#### Instructions to follow:
How many lines in the entries below include the string "شيبة"? Answer with the number only.

══ Material for the task ══

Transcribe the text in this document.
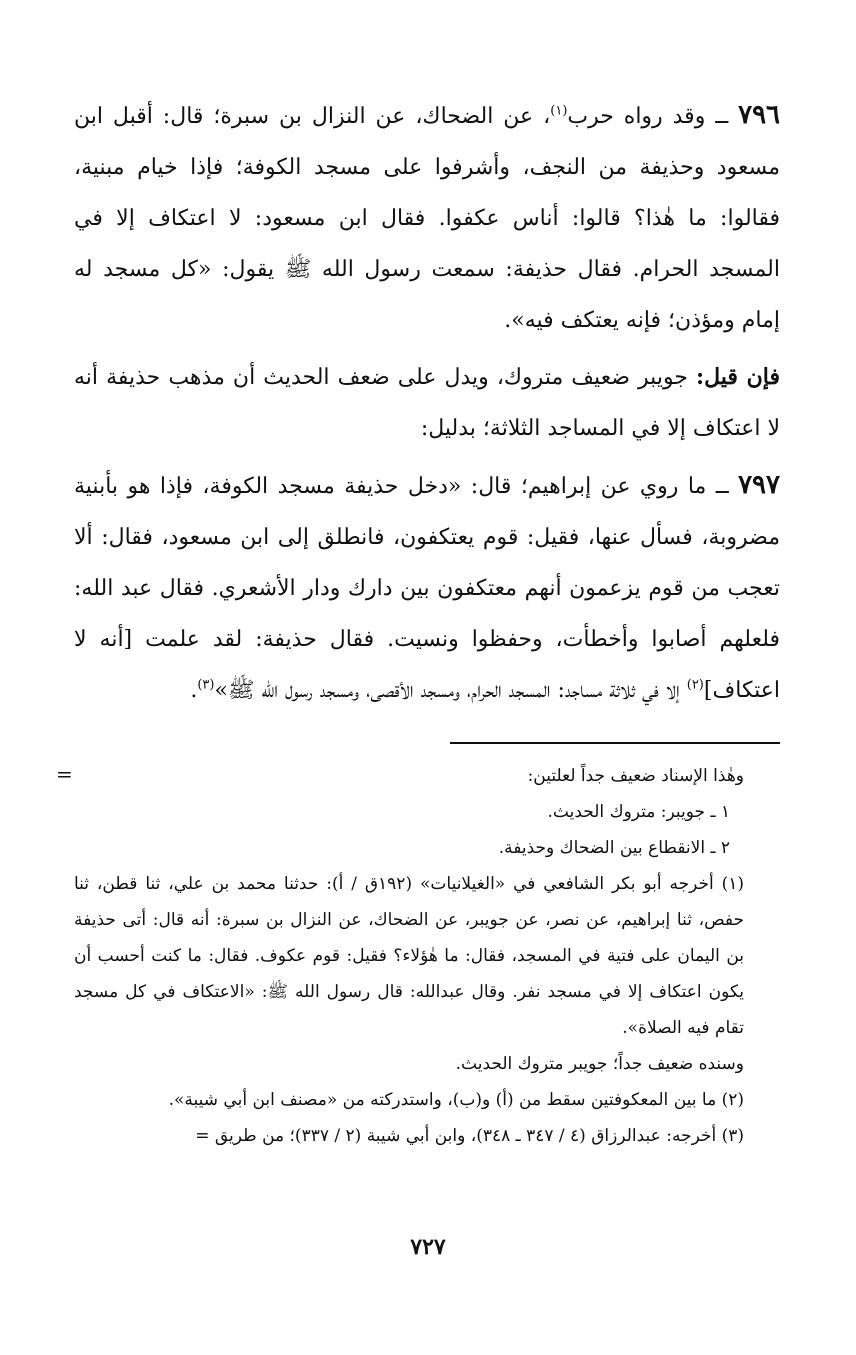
٧٩٦ ــ وقد رواه حرب$^{(١)}$، عن الضحاك، عن النزال بن سبرة؛ قال: أقبل ابن مسعود وحذيفة من النجف، وأشرفوا على مسجد الكوفة؛ فإذا خيام مبنية، فقالوا: ما هٰذا؟ قالوا: أناس عكفوا. فقال ابن مسعود: لا اعتكاف إلا في المسجد الحرام. فقال حذيفة: سمعت رسول الله ﷺ يقول: «كل مسجد له إمام ومؤذن؛ فإنه يعتكف فيه».

فإن قيل: جويبر ضعيف متروك، ويدل على ضعف الحديث أن مذهب حذيفة أنه لا اعتكاف إلا في المساجد الثلاثة؛ بدليل:

٧٩٧ ــ ما روي عن إبراهيم؛ قال: «دخل حذيفة مسجد الكوفة، فإذا هو بأبنية مضروبة، فسأل عنها، فقيل: قوم يعتكفون، فانطلق إلى ابن مسعود، فقال: ألا تعجب من قوم يزعمون أنهم معتكفون بين دارك ودار الأشعري. فقال عبد الله: فلعلهم أصابوا وأخطأت، وحفظوا ونسيت. فقال حذيفة: لقد علمت [أنه لا اعتكاف]$^{(٢)}$ إلا في ثلاثة مساجد: المسجد الحرام، ومسجد الأقصى، ومسجد رسول الله ﷺ»$^{(٣)}$.

=	وهٰذا الإسناد ضعيف جداً لعلتين:

١ ـ جويبر: متروك الحديث.

٢ ـ الانقطاع بين الضحاك وحذيفة.

(١) أخرجه أبو بكر الشافعي في «الغيلانيات» (١٩٢ق / أ): حدثنا محمد بن علي، ثنا قطن، ثنا حفص، ثنا إبراهيم، عن نصر، عن جويبر، عن الضحاك، عن النزال بن سبرة: أنه قال: أتى حذيفة بن اليمان على فتية في المسجد، فقال: ما هٰؤلاء؟ فقيل: قوم عكوف. فقال: ما كنت أحسب أن يكون اعتكاف إلا في مسجد نفر. وقال عبدالله: قال رسول الله ﷺ: «الاعتكاف في كل مسجد تقام فيه الصلاة».

وسنده ضعيف جداً؛ جويبر متروك الحديث.

(٢) ما بين المعكوفتين سقط من (أ) و(ب)، واستدركته من «مصنف ابن أبي شيبة».

(٣) أخرجه: عبدالرزاق (٤ / ٣٤٧ ـ ٣٤٨)، وابن أبي شيبة (٢ / ٣٣٧)؛ من طريق =

٧٢٧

═══

#### Final answer:
2